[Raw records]
· · ·
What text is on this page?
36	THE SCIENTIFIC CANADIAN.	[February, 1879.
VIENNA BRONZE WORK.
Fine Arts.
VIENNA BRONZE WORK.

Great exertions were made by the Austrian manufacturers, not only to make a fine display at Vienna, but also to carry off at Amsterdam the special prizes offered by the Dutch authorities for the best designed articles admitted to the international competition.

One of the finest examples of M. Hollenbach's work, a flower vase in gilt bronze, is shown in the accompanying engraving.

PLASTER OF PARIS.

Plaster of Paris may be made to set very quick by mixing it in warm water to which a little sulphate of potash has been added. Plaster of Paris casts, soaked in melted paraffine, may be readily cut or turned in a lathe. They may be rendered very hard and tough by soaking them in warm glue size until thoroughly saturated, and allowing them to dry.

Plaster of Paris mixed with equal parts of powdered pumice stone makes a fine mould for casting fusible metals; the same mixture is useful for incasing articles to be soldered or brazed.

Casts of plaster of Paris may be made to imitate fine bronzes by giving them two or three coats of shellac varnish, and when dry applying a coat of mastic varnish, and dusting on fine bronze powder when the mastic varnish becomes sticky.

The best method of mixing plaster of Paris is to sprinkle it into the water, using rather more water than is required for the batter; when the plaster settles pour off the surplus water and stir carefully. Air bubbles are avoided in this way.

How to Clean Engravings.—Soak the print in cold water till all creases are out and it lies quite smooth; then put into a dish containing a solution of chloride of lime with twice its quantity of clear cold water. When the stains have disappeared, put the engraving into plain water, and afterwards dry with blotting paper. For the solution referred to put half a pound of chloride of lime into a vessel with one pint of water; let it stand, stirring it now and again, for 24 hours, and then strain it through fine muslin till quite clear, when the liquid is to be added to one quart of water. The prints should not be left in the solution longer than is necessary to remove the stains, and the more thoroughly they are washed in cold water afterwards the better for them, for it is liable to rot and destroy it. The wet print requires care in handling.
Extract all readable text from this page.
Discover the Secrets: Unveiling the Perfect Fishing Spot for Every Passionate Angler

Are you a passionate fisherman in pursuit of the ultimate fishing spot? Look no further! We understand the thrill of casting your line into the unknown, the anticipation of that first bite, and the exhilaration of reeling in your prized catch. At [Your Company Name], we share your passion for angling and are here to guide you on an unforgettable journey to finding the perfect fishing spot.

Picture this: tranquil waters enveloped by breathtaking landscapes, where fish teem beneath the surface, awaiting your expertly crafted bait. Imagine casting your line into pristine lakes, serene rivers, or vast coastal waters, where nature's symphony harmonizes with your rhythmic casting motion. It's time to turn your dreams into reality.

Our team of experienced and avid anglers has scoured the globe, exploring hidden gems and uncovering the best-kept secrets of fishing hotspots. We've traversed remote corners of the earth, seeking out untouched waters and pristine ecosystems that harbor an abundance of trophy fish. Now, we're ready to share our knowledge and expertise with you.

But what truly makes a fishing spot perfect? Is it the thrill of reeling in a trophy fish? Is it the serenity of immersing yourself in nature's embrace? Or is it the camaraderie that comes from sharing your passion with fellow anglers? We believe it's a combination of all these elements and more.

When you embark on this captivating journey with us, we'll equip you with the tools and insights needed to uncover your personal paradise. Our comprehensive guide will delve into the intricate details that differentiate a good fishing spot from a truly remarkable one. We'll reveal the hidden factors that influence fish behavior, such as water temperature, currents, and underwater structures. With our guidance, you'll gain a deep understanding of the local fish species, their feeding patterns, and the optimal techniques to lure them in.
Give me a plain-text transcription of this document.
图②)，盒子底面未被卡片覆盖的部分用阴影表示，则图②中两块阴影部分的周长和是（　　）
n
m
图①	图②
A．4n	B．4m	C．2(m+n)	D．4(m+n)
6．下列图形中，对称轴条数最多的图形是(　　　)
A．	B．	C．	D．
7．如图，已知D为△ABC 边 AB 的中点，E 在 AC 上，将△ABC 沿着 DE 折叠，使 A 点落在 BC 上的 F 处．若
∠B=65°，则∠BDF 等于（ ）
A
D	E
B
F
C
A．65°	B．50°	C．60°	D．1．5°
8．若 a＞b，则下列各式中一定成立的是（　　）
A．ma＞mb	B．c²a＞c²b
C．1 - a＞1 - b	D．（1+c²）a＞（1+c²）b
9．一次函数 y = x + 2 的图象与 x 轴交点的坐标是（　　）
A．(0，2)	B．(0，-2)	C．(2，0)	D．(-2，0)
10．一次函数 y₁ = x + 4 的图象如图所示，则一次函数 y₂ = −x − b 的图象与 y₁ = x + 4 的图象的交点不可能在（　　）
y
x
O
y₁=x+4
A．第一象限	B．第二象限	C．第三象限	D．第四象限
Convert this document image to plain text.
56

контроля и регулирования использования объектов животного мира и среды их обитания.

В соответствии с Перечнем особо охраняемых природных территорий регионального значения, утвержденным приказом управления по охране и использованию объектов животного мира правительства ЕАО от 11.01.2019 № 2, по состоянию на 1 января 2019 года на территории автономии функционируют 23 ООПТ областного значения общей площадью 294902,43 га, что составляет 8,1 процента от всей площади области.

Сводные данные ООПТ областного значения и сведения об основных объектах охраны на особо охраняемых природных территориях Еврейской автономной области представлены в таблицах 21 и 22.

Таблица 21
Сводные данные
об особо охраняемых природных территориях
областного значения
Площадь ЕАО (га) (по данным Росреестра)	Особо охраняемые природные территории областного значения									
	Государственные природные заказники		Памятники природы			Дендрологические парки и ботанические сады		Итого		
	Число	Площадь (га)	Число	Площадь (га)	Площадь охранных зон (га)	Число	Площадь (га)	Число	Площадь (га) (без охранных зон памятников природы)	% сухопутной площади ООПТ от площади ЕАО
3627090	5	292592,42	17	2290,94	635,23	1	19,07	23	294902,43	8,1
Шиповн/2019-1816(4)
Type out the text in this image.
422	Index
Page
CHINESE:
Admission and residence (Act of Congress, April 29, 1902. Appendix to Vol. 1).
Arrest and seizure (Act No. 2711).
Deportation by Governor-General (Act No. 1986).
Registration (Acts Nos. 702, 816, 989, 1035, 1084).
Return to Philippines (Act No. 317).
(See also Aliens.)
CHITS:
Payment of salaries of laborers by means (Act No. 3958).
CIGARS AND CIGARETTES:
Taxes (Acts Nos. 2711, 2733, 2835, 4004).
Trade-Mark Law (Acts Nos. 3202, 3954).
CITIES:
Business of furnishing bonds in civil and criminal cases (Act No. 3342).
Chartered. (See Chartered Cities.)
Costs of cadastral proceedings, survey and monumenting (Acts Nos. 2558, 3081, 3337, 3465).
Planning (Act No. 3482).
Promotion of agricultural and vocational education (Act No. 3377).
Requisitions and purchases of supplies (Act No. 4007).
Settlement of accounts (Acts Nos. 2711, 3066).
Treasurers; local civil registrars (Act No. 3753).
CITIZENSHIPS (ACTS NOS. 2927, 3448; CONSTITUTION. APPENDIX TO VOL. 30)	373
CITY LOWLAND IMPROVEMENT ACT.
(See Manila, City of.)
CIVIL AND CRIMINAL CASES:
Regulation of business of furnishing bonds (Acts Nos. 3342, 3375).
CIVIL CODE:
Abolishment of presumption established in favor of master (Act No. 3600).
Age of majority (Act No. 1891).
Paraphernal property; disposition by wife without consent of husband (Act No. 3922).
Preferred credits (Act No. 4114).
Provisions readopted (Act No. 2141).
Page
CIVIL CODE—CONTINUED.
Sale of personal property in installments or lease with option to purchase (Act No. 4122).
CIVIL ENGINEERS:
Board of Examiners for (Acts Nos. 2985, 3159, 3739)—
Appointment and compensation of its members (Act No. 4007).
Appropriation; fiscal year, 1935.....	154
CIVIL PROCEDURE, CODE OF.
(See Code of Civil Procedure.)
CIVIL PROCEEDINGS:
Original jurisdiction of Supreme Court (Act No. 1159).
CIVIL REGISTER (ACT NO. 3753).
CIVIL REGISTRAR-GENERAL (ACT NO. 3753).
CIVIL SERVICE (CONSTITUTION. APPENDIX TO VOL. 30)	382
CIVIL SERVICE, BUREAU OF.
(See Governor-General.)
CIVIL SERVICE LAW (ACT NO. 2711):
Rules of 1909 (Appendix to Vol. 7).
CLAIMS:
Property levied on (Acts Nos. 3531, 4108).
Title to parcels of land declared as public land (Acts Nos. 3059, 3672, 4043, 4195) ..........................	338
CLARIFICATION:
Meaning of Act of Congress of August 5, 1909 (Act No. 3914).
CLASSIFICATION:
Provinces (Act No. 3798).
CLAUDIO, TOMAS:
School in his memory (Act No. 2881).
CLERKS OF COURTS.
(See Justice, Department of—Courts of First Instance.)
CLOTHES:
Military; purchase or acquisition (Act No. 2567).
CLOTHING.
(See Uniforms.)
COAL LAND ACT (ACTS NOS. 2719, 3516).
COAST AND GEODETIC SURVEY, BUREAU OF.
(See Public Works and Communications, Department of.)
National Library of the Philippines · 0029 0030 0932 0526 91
· · ·
__What you should do__.
Return each line among the entries that holds the word "made".

__Result for this exercise__.
Great exertions were made by the Austrian manufacturers, not only to make a fine display at Vienna, but also to carry off at Amsterdam the special prizes offered by the Dutch authorities for the best designed articles admitted to the international competition.
Plaster of Paris may be made to set very quick by mixing it in warm water to which a little sulphate of potash has been added. Plaster of Paris casts, soaked in melted paraffine, may be readily cut or turned in a lathe. They may be rendered very hard and tough by soaking them in warm glue size until thoroughly saturated, and allowing them to dry.
Casts of plaster of Paris may be made to imitate fine bronzes by giving them two or three coats of shellac varnish, and when dry applying a coat of mastic varnish, and dusting on fine bronze powder when the mastic varnish becomes sticky.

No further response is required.